- Problem requirements -
Locate each line of the material that contains "Technology", then return it.

Data records:
──────────

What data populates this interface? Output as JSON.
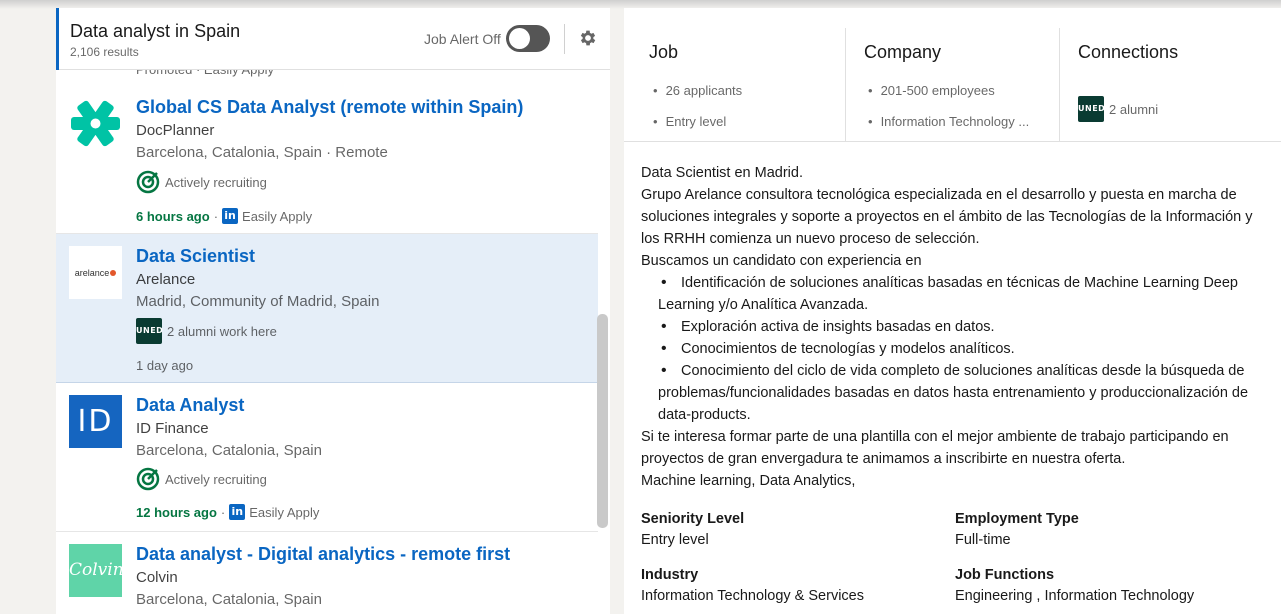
{
  "search": {
    "title": "Data analyst in Spain",
    "results": "2,106 results",
    "job_alert_label": "Job Alert Off",
    "job_alert_on": false
  },
  "peek": {
    "text": "Promoted · Easily Apply"
  },
  "jobs": [
    {
      "title": "Global CS Data Analyst (remote within Spain)",
      "company": "DocPlanner",
      "location": "Barcelona, Catalonia, Spain · Remote",
      "insight": "Actively recruiting",
      "time": "6 hours ago",
      "apply": "Easily Apply",
      "logo_text": ""
    },
    {
      "title": "Data Scientist",
      "company": "Arelance",
      "location": "Madrid, Community of Madrid, Spain",
      "insight": "2 alumni work here",
      "time": "1 day ago",
      "logo_text": "arelance"
    },
    {
      "title": "Data Analyst",
      "company": "ID Finance",
      "location": "Barcelona, Catalonia, Spain",
      "insight": "Actively recruiting",
      "time": "12 hours ago",
      "apply": "Easily Apply",
      "logo_text": "ID"
    },
    {
      "title": "Data analyst - Digital analytics - remote first",
      "company": "Colvin",
      "location": "Barcelona, Catalonia, Spain",
      "logo_text": "Colvin"
    }
  ],
  "uned_text": "UNED",
  "in_text": "in",
  "insights": {
    "job": {
      "heading": "Job",
      "items": [
        "26 applicants",
        "Entry level"
      ]
    },
    "company": {
      "heading": "Company",
      "items": [
        "201-500 employees",
        "Information Technology ..."
      ]
    },
    "connections": {
      "heading": "Connections",
      "alumni": "2 alumni"
    }
  },
  "description": {
    "intro": [
      "Data Scientist en Madrid.",
      "Grupo Arelance consultora tecnológica especializada en el desarrollo y puesta en marcha de soluciones integrales y soporte a proyectos en el ámbito de las Tecnologías de la Información y los RRHH comienza un nuevo proceso de selección.",
      "Buscamos un candidato con experiencia en"
    ],
    "bullets": [
      "Identificación de soluciones analíticas basadas en técnicas de Machine Learning Deep Learning y/o Analítica Avanzada.",
      "Exploración activa de insights basadas en datos.",
      "Conocimientos de tecnologías y modelos analíticos.",
      "Conocimiento del ciclo de vida completo de soluciones analíticas desde la búsqueda de problemas/funcionalidades basadas en datos hasta entrenamiento y produccionalización de data-products."
    ],
    "outro": [
      "Si te interesa formar parte de una plantilla con el mejor ambiente de trabajo participando en proyectos de gran envergadura te animamos a inscribirte en nuestra oferta.",
      "Machine learning, Data Analytics,"
    ]
  },
  "criteria": {
    "seniority_label": "Seniority Level",
    "seniority_value": "Entry level",
    "employment_label": "Employment Type",
    "employment_value": "Full-time",
    "industry_label": "Industry",
    "industry_value": "Information Technology & Services",
    "functions_label": "Job Functions",
    "functions_value": "Engineering , Information Technology"
  },
  "colors": {
    "accent": "#0a66c2",
    "recruiting_green": "#057642",
    "selected_bg": "#e5eef8",
    "docplanner_teal": "#00c3a5",
    "uned_green": "#0a3b32"
  }
}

──────────

- Result of this task -
        "Information Technology ..."
    "industry_value": "Information Technology & Services",
    "functions_value": "Engineering , Information Technology"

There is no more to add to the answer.